_Given request_: Output the full listing below exactly as it reads, and skip anything that is a picture.

......

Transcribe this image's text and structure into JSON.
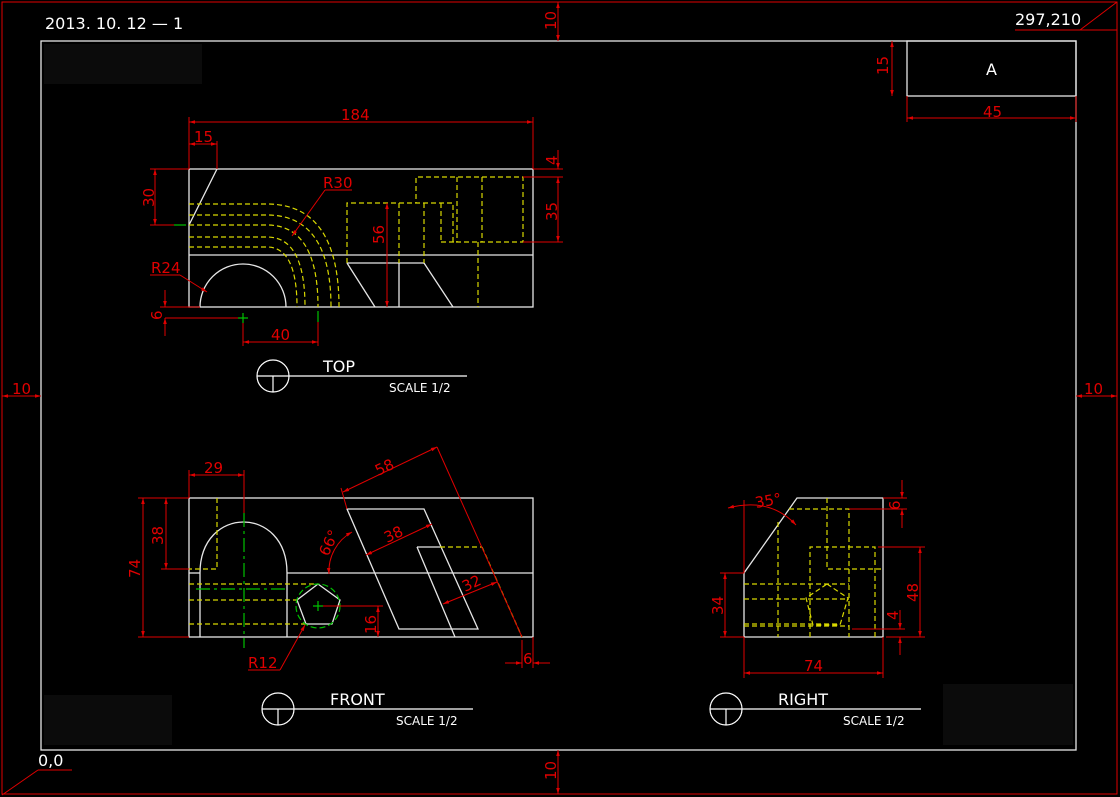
{
  "sheet": {
    "header_text": "2013. 10. 12 — 1",
    "paper_size": "297,210",
    "origin": "0,0",
    "margin_top": "10",
    "margin_bottom": "10",
    "margin_left": "10",
    "margin_right": "10"
  },
  "title_block": {
    "letter": "A",
    "height_dim": "15",
    "width_dim": "45"
  },
  "views": {
    "top": {
      "label": "TOP",
      "scale": "SCALE 1/2",
      "dims": {
        "length": "184",
        "chamfer": "15",
        "chamfer_h": "30",
        "r30": "R30",
        "r24": "R24",
        "offset": "6",
        "dist": "40",
        "h56": "56",
        "h4": "4",
        "h35": "35"
      }
    },
    "front": {
      "label": "FRONT",
      "scale": "SCALE 1/2",
      "dims": {
        "w29": "29",
        "h38": "38",
        "h74": "74",
        "d58": "58",
        "d38": "38",
        "d32": "32",
        "angle": "66°",
        "h16": "16",
        "w6": "6",
        "r12": "R12"
      }
    },
    "right": {
      "label": "RIGHT",
      "scale": "SCALE 1/2",
      "dims": {
        "angle": "35°",
        "h6": "6",
        "h48": "48",
        "h4": "4",
        "h34": "34",
        "w74": "74"
      }
    }
  },
  "colors": {
    "outline": "#e6e6e6",
    "dimension": "#e00000",
    "hidden": "#d8d800",
    "center": "#00c000"
  }
}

......

_Full output_:
Transcribe this image's text and structure into JSON.
{
  "sheet": {
    "header_text": "2013. 10. 12 — 1",
    "paper_size": "297,210",
    "origin": "0,0",
    "margin_top": "10",
    "margin_bottom": "10",
    "margin_left": "10",
    "margin_right": "10"
  },
  "title_block": {
    "letter": "A",
    "height_dim": "15",
    "width_dim": "45"
  },
  "views": {
    "top": {
      "label": "TOP",
      "scale": "SCALE 1/2",
      "dims": {
        "length": "184",
        "chamfer": "15",
        "chamfer_h": "30",
        "r30": "R30",
        "r24": "R24",
        "offset": "6",
        "dist": "40",
        "h56": "56",
        "h4": "4",
        "h35": "35"
      }
    },
    "front": {
      "label": "FRONT",
      "scale": "SCALE 1/2",
      "dims": {
        "w29": "29",
        "h38": "38",
        "h74": "74",
        "d58": "58",
        "d38": "38",
        "d32": "32",
        "angle": "66°",
        "h16": "16",
        "w6": "6",
        "r12": "R12"
      }
    },
    "right": {
      "label": "RIGHT",
      "scale": "SCALE 1/2",
      "dims": {
        "angle": "35°",
        "h6": "6",
        "h48": "48",
        "h4": "4",
        "h34": "34",
        "w74": "74"
      }
    }
  },
  "colors": {
    "outline": "#e6e6e6",
    "dimension": "#e00000",
    "hidden": "#d8d800",
    "center": "#00c000"
  }
}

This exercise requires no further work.